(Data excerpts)
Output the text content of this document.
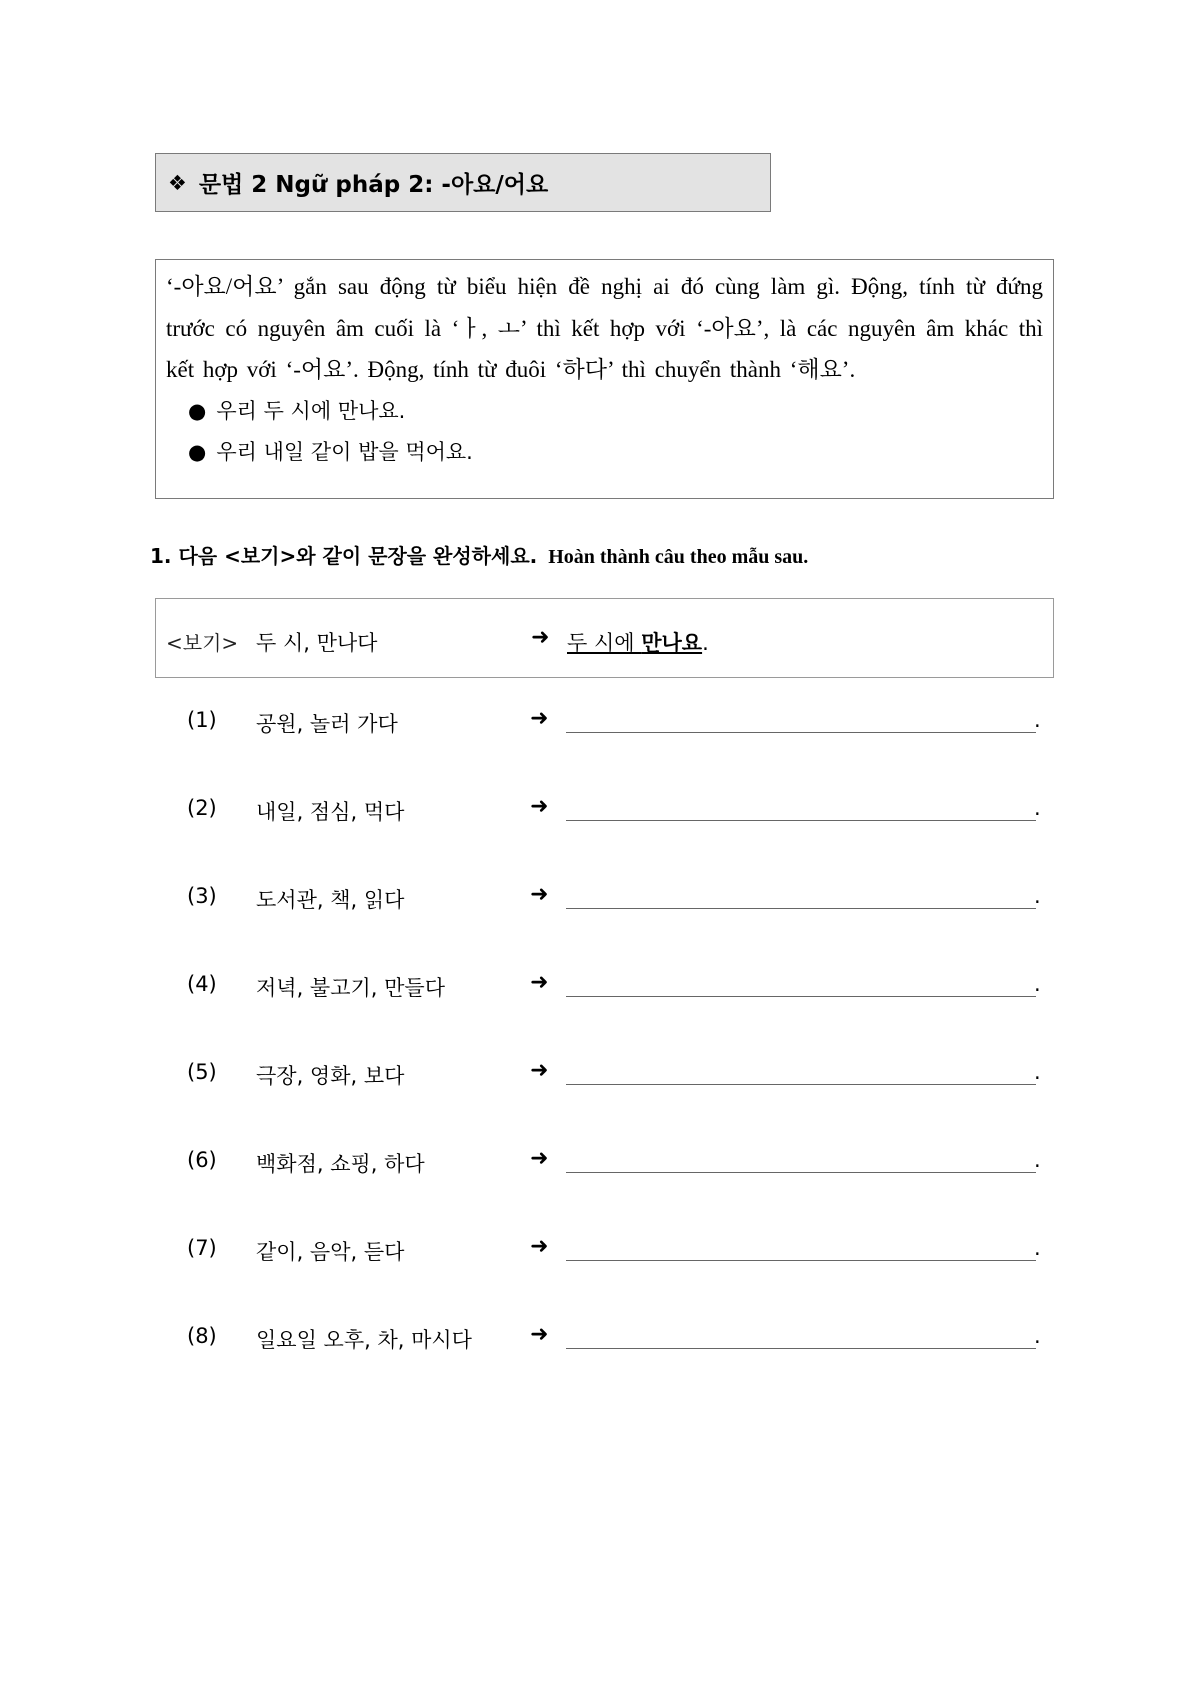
❖ 문법 2 Ngữ pháp 2: -아요/어요

‘-아요/어요’ gắn sau động từ biểu hiện đề nghị ai đó cùng làm gì. Động, tính từ đứng trước có nguyên âm cuối là ‘ㅏ, ㅗ’ thì kết hợp với ‘-아요’, là các nguyên âm khác thì kết hợp với ‘-어요’. Động, tính từ đuôi ‘하다’ thì chuyển thành ‘해요’.

● 우리 두 시에 만나요.
● 우리 내일 같이 밥을 먹어요.
1. 다음 <보기>와 같이 문장을 완성하세요. Hoàn thành câu theo mẫu sau.
<보기> 두 시, 만나다	➜ 두 시에 만나요.
(1) 공원, 놀러 가다	➜	.
(2) 내일, 점심, 먹다	➜	.
(3) 도서관, 책, 읽다	➜	.
(4) 저녁, 불고기, 만들다	➜	.
(5) 극장, 영화, 보다	➜	.
(6) 백화점, 쇼핑, 하다	➜	.
(7) 같이, 음악, 듣다	➜	.
(8) 일요일 오후, 차, 마시다	➜	.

Do this:
Extract the full listing above verbatim; pictures are to be left out of the copy.

The answer:
Output the text content of this document.
❖ 문법 2 Ngữ pháp 2: -아요/어요

‘-아요/어요’ gắn sau động từ biểu hiện đề nghị ai đó cùng làm gì. Động, tính từ đứng trước có nguyên âm cuối là ‘ㅏ, ㅗ’ thì kết hợp với ‘-아요’, là các nguyên âm khác thì kết hợp với ‘-어요’. Động, tính từ đuôi ‘하다’ thì chuyển thành ‘해요’.

● 우리 두 시에 만나요.
● 우리 내일 같이 밥을 먹어요.
1. 다음 <보기>와 같이 문장을 완성하세요. Hoàn thành câu theo mẫu sau.
<보기> 두 시, 만나다	➜ 두 시에 만나요.
(1) 공원, 놀러 가다	➜	.
(2) 내일, 점심, 먹다	➜	.
(3) 도서관, 책, 읽다	➜	.
(4) 저녁, 불고기, 만들다	➜	.
(5) 극장, 영화, 보다	➜	.
(6) 백화점, 쇼핑, 하다	➜	.
(7) 같이, 음악, 듣다	➜	.
(8) 일요일 오후, 차, 마시다	➜	.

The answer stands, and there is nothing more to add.